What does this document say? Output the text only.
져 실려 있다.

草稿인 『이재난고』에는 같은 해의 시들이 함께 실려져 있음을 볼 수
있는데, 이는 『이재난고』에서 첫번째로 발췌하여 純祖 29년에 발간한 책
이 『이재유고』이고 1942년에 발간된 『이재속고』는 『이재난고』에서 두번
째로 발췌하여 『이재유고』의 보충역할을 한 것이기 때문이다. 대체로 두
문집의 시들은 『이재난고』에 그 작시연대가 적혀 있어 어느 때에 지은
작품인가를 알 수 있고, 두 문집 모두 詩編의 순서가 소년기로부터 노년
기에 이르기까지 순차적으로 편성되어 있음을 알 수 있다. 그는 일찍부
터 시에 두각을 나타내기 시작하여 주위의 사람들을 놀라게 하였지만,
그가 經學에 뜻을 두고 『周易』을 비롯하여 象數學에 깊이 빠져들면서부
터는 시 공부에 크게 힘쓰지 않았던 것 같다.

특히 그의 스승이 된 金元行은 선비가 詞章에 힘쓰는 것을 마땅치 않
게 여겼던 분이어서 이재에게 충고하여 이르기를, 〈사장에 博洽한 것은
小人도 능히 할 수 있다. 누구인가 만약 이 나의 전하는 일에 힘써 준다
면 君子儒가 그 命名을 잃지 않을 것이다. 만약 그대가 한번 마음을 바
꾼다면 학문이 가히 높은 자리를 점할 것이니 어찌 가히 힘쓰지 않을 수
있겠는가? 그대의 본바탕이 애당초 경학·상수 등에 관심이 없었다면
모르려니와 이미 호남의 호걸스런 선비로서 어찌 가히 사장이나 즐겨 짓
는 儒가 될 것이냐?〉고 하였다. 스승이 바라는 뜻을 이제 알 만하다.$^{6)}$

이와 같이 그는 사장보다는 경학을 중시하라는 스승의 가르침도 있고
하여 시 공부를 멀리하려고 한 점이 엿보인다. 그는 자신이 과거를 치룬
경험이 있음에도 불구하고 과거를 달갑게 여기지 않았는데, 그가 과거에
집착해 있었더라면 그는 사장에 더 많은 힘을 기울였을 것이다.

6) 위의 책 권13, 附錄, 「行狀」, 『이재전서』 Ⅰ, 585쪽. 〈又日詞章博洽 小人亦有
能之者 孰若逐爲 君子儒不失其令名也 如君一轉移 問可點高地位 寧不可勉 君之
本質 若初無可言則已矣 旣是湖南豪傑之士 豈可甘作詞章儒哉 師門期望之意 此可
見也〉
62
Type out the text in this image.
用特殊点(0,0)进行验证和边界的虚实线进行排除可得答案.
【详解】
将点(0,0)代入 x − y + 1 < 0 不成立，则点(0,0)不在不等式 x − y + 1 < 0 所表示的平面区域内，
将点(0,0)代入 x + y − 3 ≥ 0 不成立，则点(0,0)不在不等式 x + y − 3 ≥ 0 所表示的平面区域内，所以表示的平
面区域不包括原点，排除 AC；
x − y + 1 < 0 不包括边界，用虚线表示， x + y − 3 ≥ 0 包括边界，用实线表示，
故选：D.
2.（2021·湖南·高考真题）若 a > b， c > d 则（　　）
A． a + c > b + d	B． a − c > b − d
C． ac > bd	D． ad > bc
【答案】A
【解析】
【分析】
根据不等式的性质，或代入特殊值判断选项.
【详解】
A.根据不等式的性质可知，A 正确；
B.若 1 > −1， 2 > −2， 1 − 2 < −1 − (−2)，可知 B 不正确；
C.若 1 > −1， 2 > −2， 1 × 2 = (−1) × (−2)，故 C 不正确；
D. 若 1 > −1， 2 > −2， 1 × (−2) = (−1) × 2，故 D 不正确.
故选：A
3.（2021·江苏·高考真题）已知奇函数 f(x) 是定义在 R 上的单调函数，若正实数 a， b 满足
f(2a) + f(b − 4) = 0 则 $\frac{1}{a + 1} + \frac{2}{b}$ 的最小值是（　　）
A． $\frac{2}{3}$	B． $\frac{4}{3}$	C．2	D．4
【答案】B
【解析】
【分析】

* * * * * * *

**Written request:** All of the records must be retyped exactly as they are.

**Written solution:**
What does this document say? Output the text only.
져 실려 있다.

草稿인 『이재난고』에는 같은 해의 시들이 함께 실려져 있음을 볼 수
있는데, 이는 『이재난고』에서 첫번째로 발췌하여 純祖 29년에 발간한 책
이 『이재유고』이고 1942년에 발간된 『이재속고』는 『이재난고』에서 두번
째로 발췌하여 『이재유고』의 보충역할을 한 것이기 때문이다. 대체로 두
문집의 시들은 『이재난고』에 그 작시연대가 적혀 있어 어느 때에 지은
작품인가를 알 수 있고, 두 문집 모두 詩編의 순서가 소년기로부터 노년
기에 이르기까지 순차적으로 편성되어 있음을 알 수 있다. 그는 일찍부
터 시에 두각을 나타내기 시작하여 주위의 사람들을 놀라게 하였지만,
그가 經學에 뜻을 두고 『周易』을 비롯하여 象數學에 깊이 빠져들면서부
터는 시 공부에 크게 힘쓰지 않았던 것 같다.

특히 그의 스승이 된 金元行은 선비가 詞章에 힘쓰는 것을 마땅치 않
게 여겼던 분이어서 이재에게 충고하여 이르기를, 〈사장에 博洽한 것은
小人도 능히 할 수 있다. 누구인가 만약 이 나의 전하는 일에 힘써 준다
면 君子儒가 그 命名을 잃지 않을 것이다. 만약 그대가 한번 마음을 바
꾼다면 학문이 가히 높은 자리를 점할 것이니 어찌 가히 힘쓰지 않을 수
있겠는가? 그대의 본바탕이 애당초 경학·상수 등에 관심이 없었다면
모르려니와 이미 호남의 호걸스런 선비로서 어찌 가히 사장이나 즐겨 짓
는 儒가 될 것이냐?〉고 하였다. 스승이 바라는 뜻을 이제 알 만하다.$^{6)}$

이와 같이 그는 사장보다는 경학을 중시하라는 스승의 가르침도 있고
하여 시 공부를 멀리하려고 한 점이 엿보인다. 그는 자신이 과거를 치룬
경험이 있음에도 불구하고 과거를 달갑게 여기지 않았는데, 그가 과거에
집착해 있었더라면 그는 사장에 더 많은 힘을 기울였을 것이다.

6) 위의 책 권13, 附錄, 「行狀」, 『이재전서』 Ⅰ, 585쪽. 〈又日詞章博洽 小人亦有
能之者 孰若逐爲 君子儒不失其令名也 如君一轉移 問可點高地位 寧不可勉 君之
本質 若初無可言則已矣 旣是湖南豪傑之士 豈可甘作詞章儒哉 師門期望之意 此可
見也〉
62
Type out the text in this image.
用特殊点(0,0)进行验证和边界的虚实线进行排除可得答案.
【详解】
将点(0,0)代入 x − y + 1 < 0 不成立，则点(0,0)不在不等式 x − y + 1 < 0 所表示的平面区域内，
将点(0,0)代入 x + y − 3 ≥ 0 不成立，则点(0,0)不在不等式 x + y − 3 ≥ 0 所表示的平面区域内，所以表示的平
面区域不包括原点，排除 AC；
x − y + 1 < 0 不包括边界，用虚线表示， x + y − 3 ≥ 0 包括边界，用实线表示，
故选：D.
2.（2021·湖南·高考真题）若 a > b， c > d 则（　　）
A． a + c > b + d	B． a − c > b − d
C． ac > bd	D． ad > bc
【答案】A
【解析】
【分析】
根据不等式的性质，或代入特殊值判断选项.
【详解】
A.根据不等式的性质可知，A 正确；
B.若 1 > −1， 2 > −2， 1 − 2 < −1 − (−2)，可知 B 不正确；
C.若 1 > −1， 2 > −2， 1 × 2 = (−1) × (−2)，故 C 不正确；
D. 若 1 > −1， 2 > −2， 1 × (−2) = (−1) × 2，故 D 不正确.
故选：A
3.（2021·江苏·高考真题）已知奇函数 f(x) 是定义在 R 上的单调函数，若正实数 a， b 满足
f(2a) + f(b − 4) = 0 则 $\frac{1}{a + 1} + \frac{2}{b}$ 的最小值是（　　）
A． $\frac{2}{3}$	B． $\frac{4}{3}$	C．2	D．4
【答案】B
【解析】
【分析】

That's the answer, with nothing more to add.